Recorded data
====================
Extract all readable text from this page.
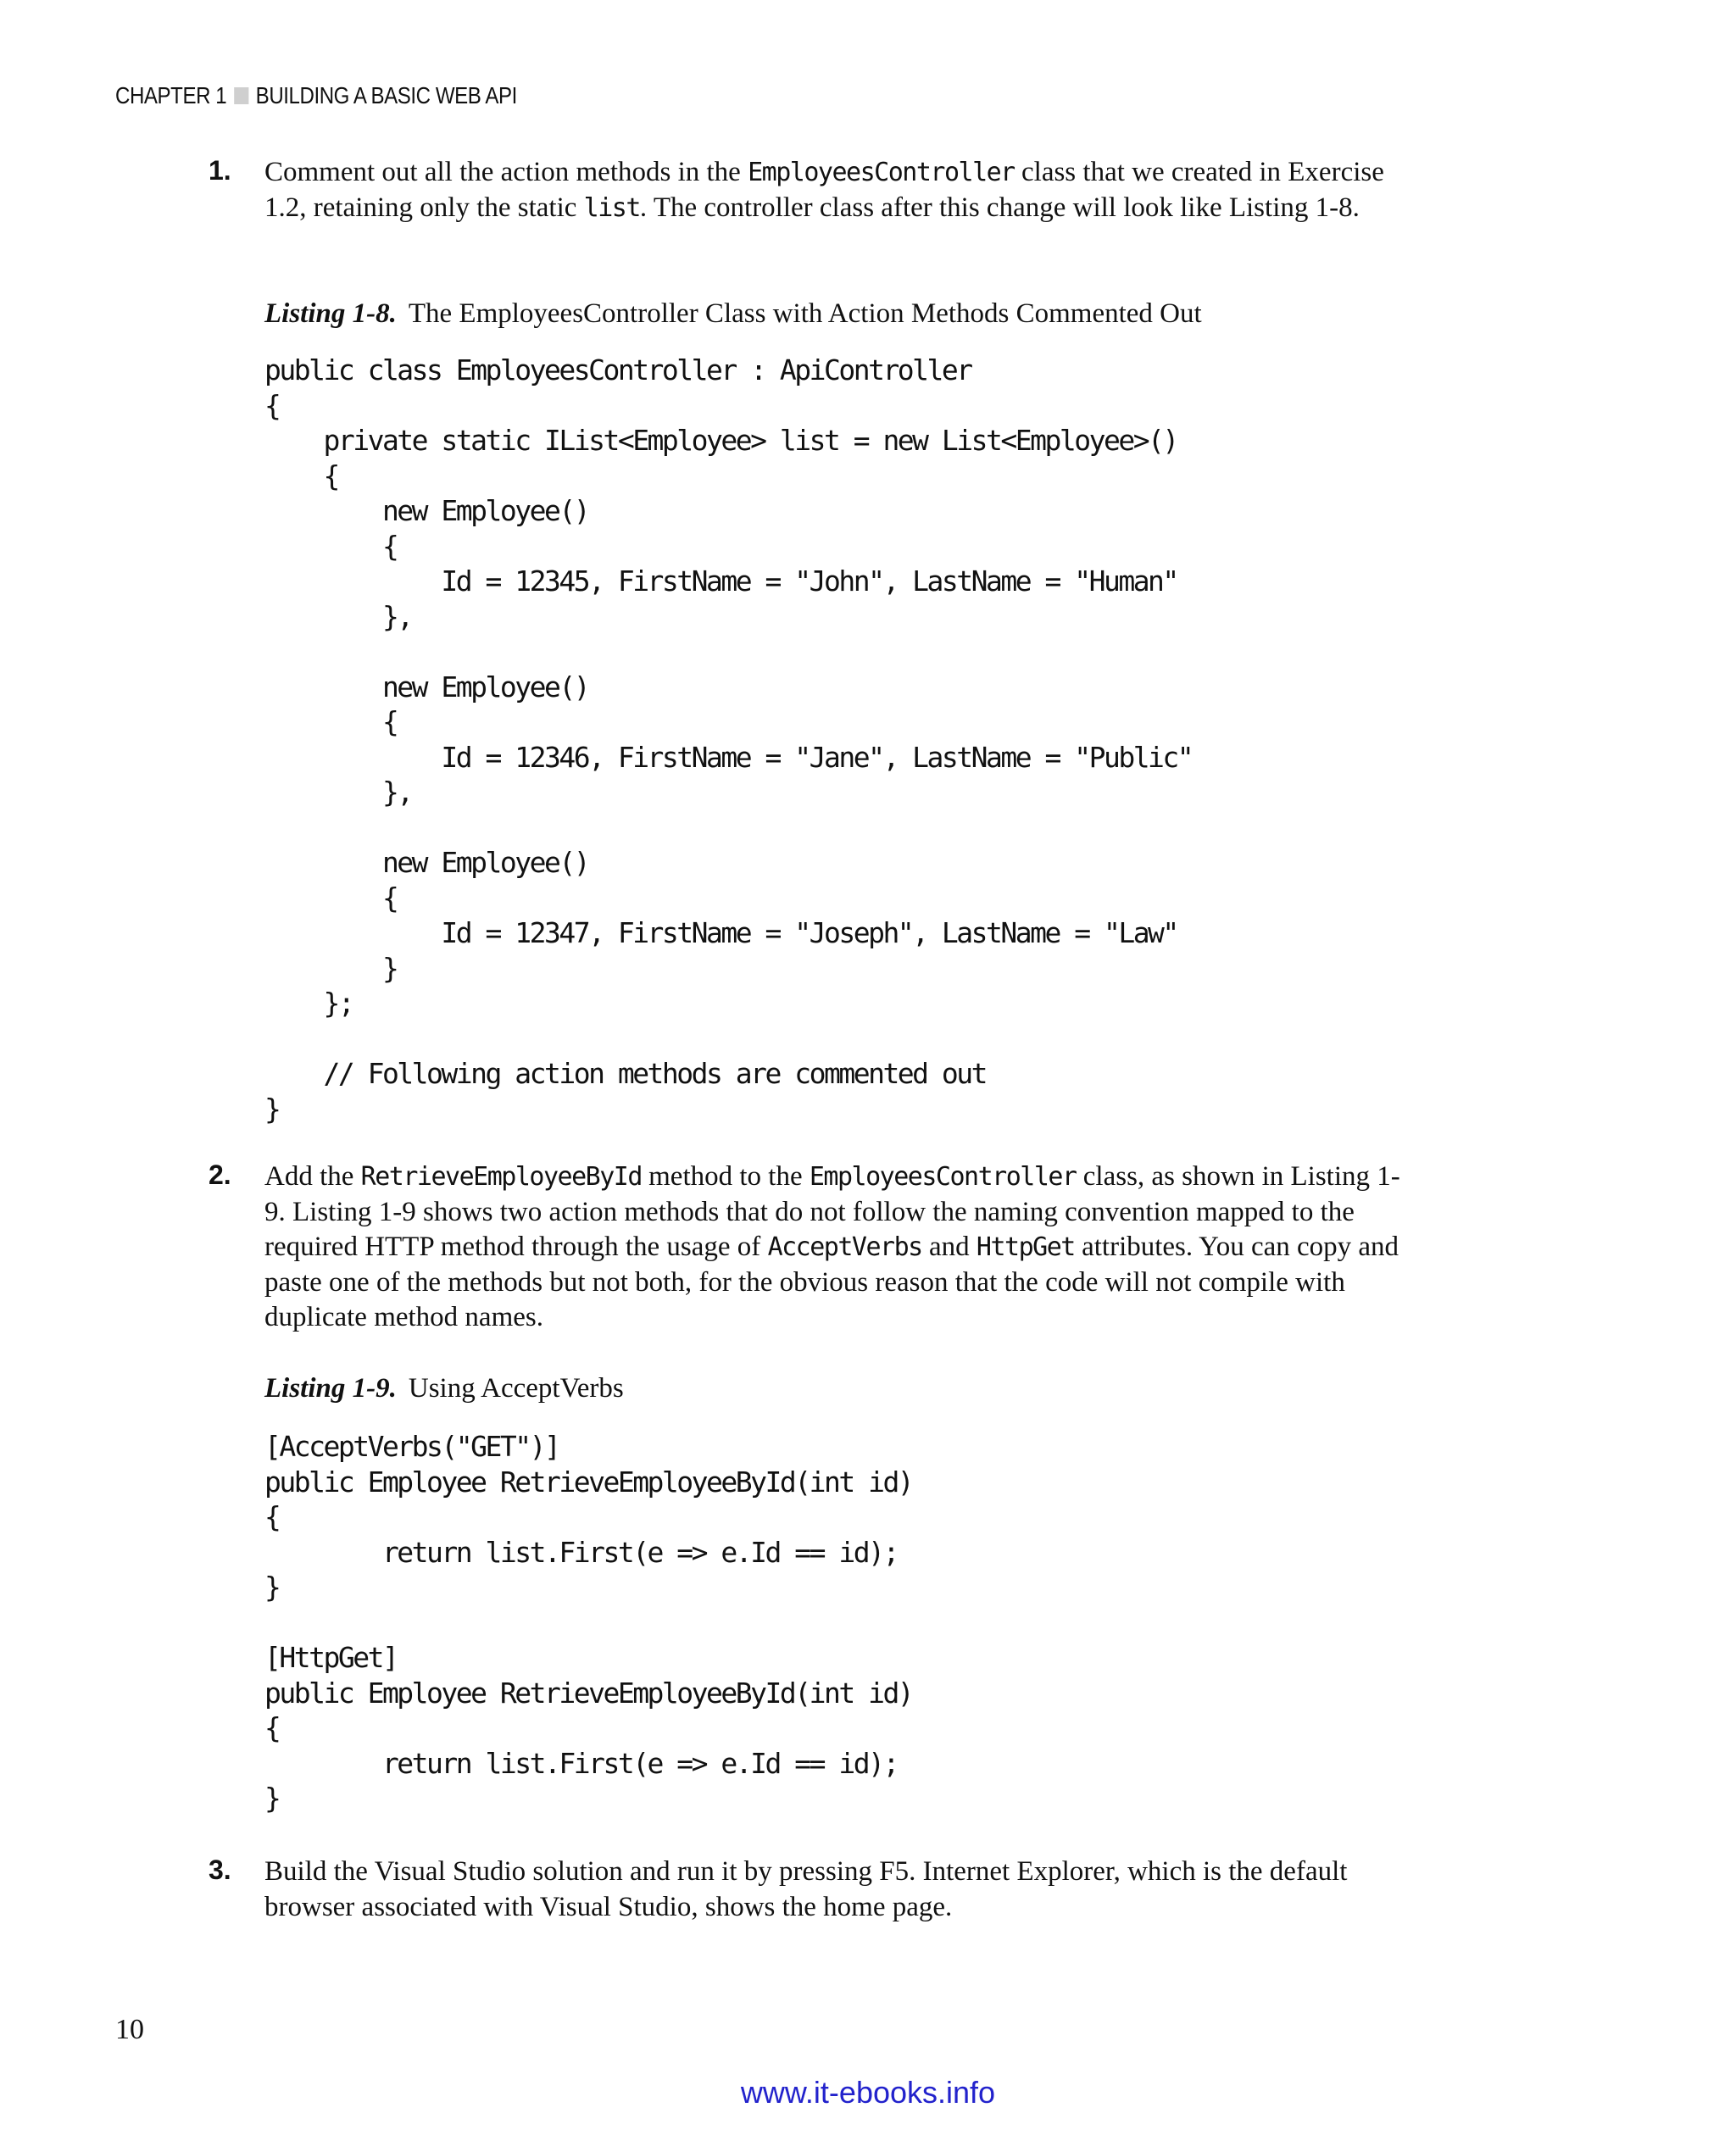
CHAPTER 1 BUILDING A BASIC WEB API
1. Comment out all the action methods in the EmployeesController class that we created in Exercise 1.2, retaining only the static list. The controller class after this change will look like Listing 1-8.
Listing 1-8. The EmployeesController Class with Action Methods Commented Out
public class EmployeesController : ApiController
{
private static IList<Employee> list = new List<Employee>()
{
new Employee()
{
Id = 12345, FirstName = "John", LastName = "Human"
},

new Employee()
{
Id = 12346, FirstName = "Jane", LastName = "Public"
},

new Employee()
{
Id = 12347, FirstName = "Joseph", LastName = "Law"
}
};

// Following action methods are commented out
}
2. Add the RetrieveEmployeeById method to the EmployeesController class, as shown in Listing 1-9. Listing 1-9 shows two action methods that do not follow the naming convention mapped to the required HTTP method through the usage of AcceptVerbs and HttpGet attributes. You can copy and paste one of the methods but not both, for the obvious reason that the code will not compile with duplicate method names.
Listing 1-9. Using AcceptVerbs
[AcceptVerbs("GET")]
public Employee RetrieveEmployeeById(int id)
{
return list.First(e => e.Id == id);
}

[HttpGet]
public Employee RetrieveEmployeeById(int id)
{
return list.First(e => e.Id == id);
}
3. Build the Visual Studio solution and run it by pressing F5. Internet Explorer, which is the default browser associated with Visual Studio, shows the home page.
10
www.it-ebooks.info
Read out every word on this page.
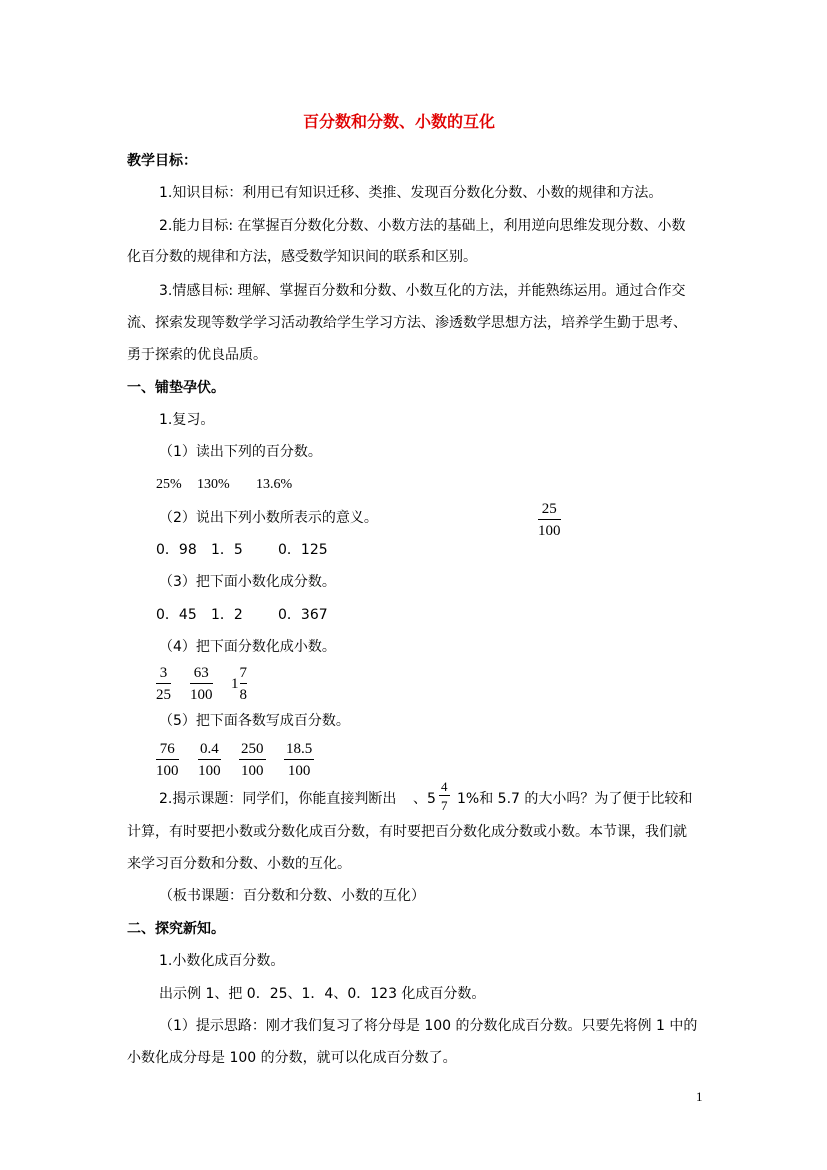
百分数和分数、小数的互化
教学目标：
1.知识目标：利用已有知识迁移、类推、发现百分数化分数、小数的规律和方法。
2.能力目标: 在掌握百分数化分数、小数方法的基础上，利用逆向思维发现分数、小数
化百分数的规律和方法，感受数学知识间的联系和区别。
3.情感目标: 理解、掌握百分数和分数、小数互化的方法，并能熟练运用。通过合作交
流、探索发现等数学学习活动教给学生学习方法、渗透数学思想方法，培养学生勤于思考、
勇于探索的优良品质。
一、铺垫孕伏。
1.复习。
（1）读出下列的百分数。
25% 130% 13.6%
（2）说出下列小数所表示的意义。
25
100
0．98 1．5	0．125
（3）把下面小数化成分数。
0．45 1．2	0．367
（4）把下面分数化成小数。
3
25
63
100
1
7
8
（5）把下面各数写成百分数。
76
100
0.4
100
250
100
18.5
100
2.揭示课题：同学们，你能直接判断出 、5
4
7 1%和 5.7 的大小吗？为了便于比较和
计算，有时要把小数或分数化成百分数，有时要把百分数化成分数或小数。本节课，我们就
来学习百分数和分数、小数的互化。
（板书课题：百分数和分数、小数的互化）
二、探究新知。
1.小数化成百分数。
出示例 1、把 0．25、1．4、0．123 化成百分数。
（1）提示思路：刚才我们复习了将分母是 100 的分数化成百分数。只要先将例 1 中的
小数化成分母是 100 的分数，就可以化成百分数了。
1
====================
- _BRIEF_
Without including any pictures, please restate all the records exactly.

- _EXERCISE ANSWER_
Extract all readable text from this page.
CHAPTER 1 BUILDING A BASIC WEB API
1. Comment out all the action methods in the EmployeesController class that we created in Exercise 1.2, retaining only the static list. The controller class after this change will look like Listing 1-8.
Listing 1-8. The EmployeesController Class with Action Methods Commented Out
public class EmployeesController : ApiController
{
private static IList<Employee> list = new List<Employee>()
{
new Employee()
{
Id = 12345, FirstName = "John", LastName = "Human"
},

new Employee()
{
Id = 12346, FirstName = "Jane", LastName = "Public"
},

new Employee()
{
Id = 12347, FirstName = "Joseph", LastName = "Law"
}
};

// Following action methods are commented out
}
2. Add the RetrieveEmployeeById method to the EmployeesController class, as shown in Listing 1-9. Listing 1-9 shows two action methods that do not follow the naming convention mapped to the required HTTP method through the usage of AcceptVerbs and HttpGet attributes. You can copy and paste one of the methods but not both, for the obvious reason that the code will not compile with duplicate method names.
Listing 1-9. Using AcceptVerbs
[AcceptVerbs("GET")]
public Employee RetrieveEmployeeById(int id)
{
return list.First(e => e.Id == id);
}

[HttpGet]
public Employee RetrieveEmployeeById(int id)
{
return list.First(e => e.Id == id);
}
3. Build the Visual Studio solution and run it by pressing F5. Internet Explorer, which is the default browser associated with Visual Studio, shows the home page.
10
www.it-ebooks.info
Read out every word on this page.
百分数和分数、小数的互化
教学目标：
1.知识目标：利用已有知识迁移、类推、发现百分数化分数、小数的规律和方法。
2.能力目标: 在掌握百分数化分数、小数方法的基础上，利用逆向思维发现分数、小数
化百分数的规律和方法，感受数学知识间的联系和区别。
3.情感目标: 理解、掌握百分数和分数、小数互化的方法，并能熟练运用。通过合作交
流、探索发现等数学学习活动教给学生学习方法、渗透数学思想方法，培养学生勤于思考、
勇于探索的优良品质。
一、铺垫孕伏。
1.复习。
（1）读出下列的百分数。
25% 130% 13.6%
（2）说出下列小数所表示的意义。
25
100
0．98 1．5	0．125
（3）把下面小数化成分数。
0．45 1．2	0．367
（4）把下面分数化成小数。
3
25
63
100
1
7
8
（5）把下面各数写成百分数。
76
100
0.4
100
250
100
18.5
100
2.揭示课题：同学们，你能直接判断出 、5
4
7 1%和 5.7 的大小吗？为了便于比较和
计算，有时要把小数或分数化成百分数，有时要把百分数化成分数或小数。本节课，我们就
来学习百分数和分数、小数的互化。
（板书课题：百分数和分数、小数的互化）
二、探究新知。
1.小数化成百分数。
出示例 1、把 0．25、1．4、0．123 化成百分数。
（1）提示思路：刚才我们复习了将分母是 100 的分数化成百分数。只要先将例 1 中的
小数化成分母是 100 的分数，就可以化成百分数了。
1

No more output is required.